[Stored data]

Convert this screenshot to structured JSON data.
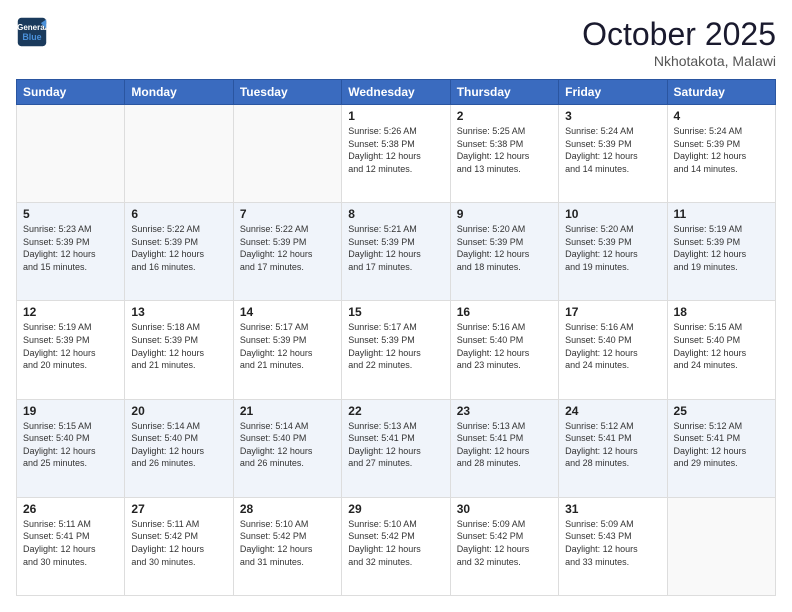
{
  "header": {
    "logo_line1": "General",
    "logo_line2": "Blue",
    "month": "October 2025",
    "location": "Nkhotakota, Malawi"
  },
  "days_of_week": [
    "Sunday",
    "Monday",
    "Tuesday",
    "Wednesday",
    "Thursday",
    "Friday",
    "Saturday"
  ],
  "weeks": [
    [
      {
        "day": "",
        "info": ""
      },
      {
        "day": "",
        "info": ""
      },
      {
        "day": "",
        "info": ""
      },
      {
        "day": "1",
        "info": "Sunrise: 5:26 AM\nSunset: 5:38 PM\nDaylight: 12 hours\nand 12 minutes."
      },
      {
        "day": "2",
        "info": "Sunrise: 5:25 AM\nSunset: 5:38 PM\nDaylight: 12 hours\nand 13 minutes."
      },
      {
        "day": "3",
        "info": "Sunrise: 5:24 AM\nSunset: 5:39 PM\nDaylight: 12 hours\nand 14 minutes."
      },
      {
        "day": "4",
        "info": "Sunrise: 5:24 AM\nSunset: 5:39 PM\nDaylight: 12 hours\nand 14 minutes."
      }
    ],
    [
      {
        "day": "5",
        "info": "Sunrise: 5:23 AM\nSunset: 5:39 PM\nDaylight: 12 hours\nand 15 minutes."
      },
      {
        "day": "6",
        "info": "Sunrise: 5:22 AM\nSunset: 5:39 PM\nDaylight: 12 hours\nand 16 minutes."
      },
      {
        "day": "7",
        "info": "Sunrise: 5:22 AM\nSunset: 5:39 PM\nDaylight: 12 hours\nand 17 minutes."
      },
      {
        "day": "8",
        "info": "Sunrise: 5:21 AM\nSunset: 5:39 PM\nDaylight: 12 hours\nand 17 minutes."
      },
      {
        "day": "9",
        "info": "Sunrise: 5:20 AM\nSunset: 5:39 PM\nDaylight: 12 hours\nand 18 minutes."
      },
      {
        "day": "10",
        "info": "Sunrise: 5:20 AM\nSunset: 5:39 PM\nDaylight: 12 hours\nand 19 minutes."
      },
      {
        "day": "11",
        "info": "Sunrise: 5:19 AM\nSunset: 5:39 PM\nDaylight: 12 hours\nand 19 minutes."
      }
    ],
    [
      {
        "day": "12",
        "info": "Sunrise: 5:19 AM\nSunset: 5:39 PM\nDaylight: 12 hours\nand 20 minutes."
      },
      {
        "day": "13",
        "info": "Sunrise: 5:18 AM\nSunset: 5:39 PM\nDaylight: 12 hours\nand 21 minutes."
      },
      {
        "day": "14",
        "info": "Sunrise: 5:17 AM\nSunset: 5:39 PM\nDaylight: 12 hours\nand 21 minutes."
      },
      {
        "day": "15",
        "info": "Sunrise: 5:17 AM\nSunset: 5:39 PM\nDaylight: 12 hours\nand 22 minutes."
      },
      {
        "day": "16",
        "info": "Sunrise: 5:16 AM\nSunset: 5:40 PM\nDaylight: 12 hours\nand 23 minutes."
      },
      {
        "day": "17",
        "info": "Sunrise: 5:16 AM\nSunset: 5:40 PM\nDaylight: 12 hours\nand 24 minutes."
      },
      {
        "day": "18",
        "info": "Sunrise: 5:15 AM\nSunset: 5:40 PM\nDaylight: 12 hours\nand 24 minutes."
      }
    ],
    [
      {
        "day": "19",
        "info": "Sunrise: 5:15 AM\nSunset: 5:40 PM\nDaylight: 12 hours\nand 25 minutes."
      },
      {
        "day": "20",
        "info": "Sunrise: 5:14 AM\nSunset: 5:40 PM\nDaylight: 12 hours\nand 26 minutes."
      },
      {
        "day": "21",
        "info": "Sunrise: 5:14 AM\nSunset: 5:40 PM\nDaylight: 12 hours\nand 26 minutes."
      },
      {
        "day": "22",
        "info": "Sunrise: 5:13 AM\nSunset: 5:41 PM\nDaylight: 12 hours\nand 27 minutes."
      },
      {
        "day": "23",
        "info": "Sunrise: 5:13 AM\nSunset: 5:41 PM\nDaylight: 12 hours\nand 28 minutes."
      },
      {
        "day": "24",
        "info": "Sunrise: 5:12 AM\nSunset: 5:41 PM\nDaylight: 12 hours\nand 28 minutes."
      },
      {
        "day": "25",
        "info": "Sunrise: 5:12 AM\nSunset: 5:41 PM\nDaylight: 12 hours\nand 29 minutes."
      }
    ],
    [
      {
        "day": "26",
        "info": "Sunrise: 5:11 AM\nSunset: 5:41 PM\nDaylight: 12 hours\nand 30 minutes."
      },
      {
        "day": "27",
        "info": "Sunrise: 5:11 AM\nSunset: 5:42 PM\nDaylight: 12 hours\nand 30 minutes."
      },
      {
        "day": "28",
        "info": "Sunrise: 5:10 AM\nSunset: 5:42 PM\nDaylight: 12 hours\nand 31 minutes."
      },
      {
        "day": "29",
        "info": "Sunrise: 5:10 AM\nSunset: 5:42 PM\nDaylight: 12 hours\nand 32 minutes."
      },
      {
        "day": "30",
        "info": "Sunrise: 5:09 AM\nSunset: 5:42 PM\nDaylight: 12 hours\nand 32 minutes."
      },
      {
        "day": "31",
        "info": "Sunrise: 5:09 AM\nSunset: 5:43 PM\nDaylight: 12 hours\nand 33 minutes."
      },
      {
        "day": "",
        "info": ""
      }
    ]
  ]
}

* Objective
Every entry above is to be set down exactly; the pictures are to be left out.

* Response for this exercise
Convert this screenshot to structured JSON data.
{
  "header": {
    "logo_line1": "General",
    "logo_line2": "Blue",
    "month": "October 2025",
    "location": "Nkhotakota, Malawi"
  },
  "days_of_week": [
    "Sunday",
    "Monday",
    "Tuesday",
    "Wednesday",
    "Thursday",
    "Friday",
    "Saturday"
  ],
  "weeks": [
    [
      {
        "day": "",
        "info": ""
      },
      {
        "day": "",
        "info": ""
      },
      {
        "day": "",
        "info": ""
      },
      {
        "day": "1",
        "info": "Sunrise: 5:26 AM\nSunset: 5:38 PM\nDaylight: 12 hours\nand 12 minutes."
      },
      {
        "day": "2",
        "info": "Sunrise: 5:25 AM\nSunset: 5:38 PM\nDaylight: 12 hours\nand 13 minutes."
      },
      {
        "day": "3",
        "info": "Sunrise: 5:24 AM\nSunset: 5:39 PM\nDaylight: 12 hours\nand 14 minutes."
      },
      {
        "day": "4",
        "info": "Sunrise: 5:24 AM\nSunset: 5:39 PM\nDaylight: 12 hours\nand 14 minutes."
      }
    ],
    [
      {
        "day": "5",
        "info": "Sunrise: 5:23 AM\nSunset: 5:39 PM\nDaylight: 12 hours\nand 15 minutes."
      },
      {
        "day": "6",
        "info": "Sunrise: 5:22 AM\nSunset: 5:39 PM\nDaylight: 12 hours\nand 16 minutes."
      },
      {
        "day": "7",
        "info": "Sunrise: 5:22 AM\nSunset: 5:39 PM\nDaylight: 12 hours\nand 17 minutes."
      },
      {
        "day": "8",
        "info": "Sunrise: 5:21 AM\nSunset: 5:39 PM\nDaylight: 12 hours\nand 17 minutes."
      },
      {
        "day": "9",
        "info": "Sunrise: 5:20 AM\nSunset: 5:39 PM\nDaylight: 12 hours\nand 18 minutes."
      },
      {
        "day": "10",
        "info": "Sunrise: 5:20 AM\nSunset: 5:39 PM\nDaylight: 12 hours\nand 19 minutes."
      },
      {
        "day": "11",
        "info": "Sunrise: 5:19 AM\nSunset: 5:39 PM\nDaylight: 12 hours\nand 19 minutes."
      }
    ],
    [
      {
        "day": "12",
        "info": "Sunrise: 5:19 AM\nSunset: 5:39 PM\nDaylight: 12 hours\nand 20 minutes."
      },
      {
        "day": "13",
        "info": "Sunrise: 5:18 AM\nSunset: 5:39 PM\nDaylight: 12 hours\nand 21 minutes."
      },
      {
        "day": "14",
        "info": "Sunrise: 5:17 AM\nSunset: 5:39 PM\nDaylight: 12 hours\nand 21 minutes."
      },
      {
        "day": "15",
        "info": "Sunrise: 5:17 AM\nSunset: 5:39 PM\nDaylight: 12 hours\nand 22 minutes."
      },
      {
        "day": "16",
        "info": "Sunrise: 5:16 AM\nSunset: 5:40 PM\nDaylight: 12 hours\nand 23 minutes."
      },
      {
        "day": "17",
        "info": "Sunrise: 5:16 AM\nSunset: 5:40 PM\nDaylight: 12 hours\nand 24 minutes."
      },
      {
        "day": "18",
        "info": "Sunrise: 5:15 AM\nSunset: 5:40 PM\nDaylight: 12 hours\nand 24 minutes."
      }
    ],
    [
      {
        "day": "19",
        "info": "Sunrise: 5:15 AM\nSunset: 5:40 PM\nDaylight: 12 hours\nand 25 minutes."
      },
      {
        "day": "20",
        "info": "Sunrise: 5:14 AM\nSunset: 5:40 PM\nDaylight: 12 hours\nand 26 minutes."
      },
      {
        "day": "21",
        "info": "Sunrise: 5:14 AM\nSunset: 5:40 PM\nDaylight: 12 hours\nand 26 minutes."
      },
      {
        "day": "22",
        "info": "Sunrise: 5:13 AM\nSunset: 5:41 PM\nDaylight: 12 hours\nand 27 minutes."
      },
      {
        "day": "23",
        "info": "Sunrise: 5:13 AM\nSunset: 5:41 PM\nDaylight: 12 hours\nand 28 minutes."
      },
      {
        "day": "24",
        "info": "Sunrise: 5:12 AM\nSunset: 5:41 PM\nDaylight: 12 hours\nand 28 minutes."
      },
      {
        "day": "25",
        "info": "Sunrise: 5:12 AM\nSunset: 5:41 PM\nDaylight: 12 hours\nand 29 minutes."
      }
    ],
    [
      {
        "day": "26",
        "info": "Sunrise: 5:11 AM\nSunset: 5:41 PM\nDaylight: 12 hours\nand 30 minutes."
      },
      {
        "day": "27",
        "info": "Sunrise: 5:11 AM\nSunset: 5:42 PM\nDaylight: 12 hours\nand 30 minutes."
      },
      {
        "day": "28",
        "info": "Sunrise: 5:10 AM\nSunset: 5:42 PM\nDaylight: 12 hours\nand 31 minutes."
      },
      {
        "day": "29",
        "info": "Sunrise: 5:10 AM\nSunset: 5:42 PM\nDaylight: 12 hours\nand 32 minutes."
      },
      {
        "day": "30",
        "info": "Sunrise: 5:09 AM\nSunset: 5:42 PM\nDaylight: 12 hours\nand 32 minutes."
      },
      {
        "day": "31",
        "info": "Sunrise: 5:09 AM\nSunset: 5:43 PM\nDaylight: 12 hours\nand 33 minutes."
      },
      {
        "day": "",
        "info": ""
      }
    ]
  ]
}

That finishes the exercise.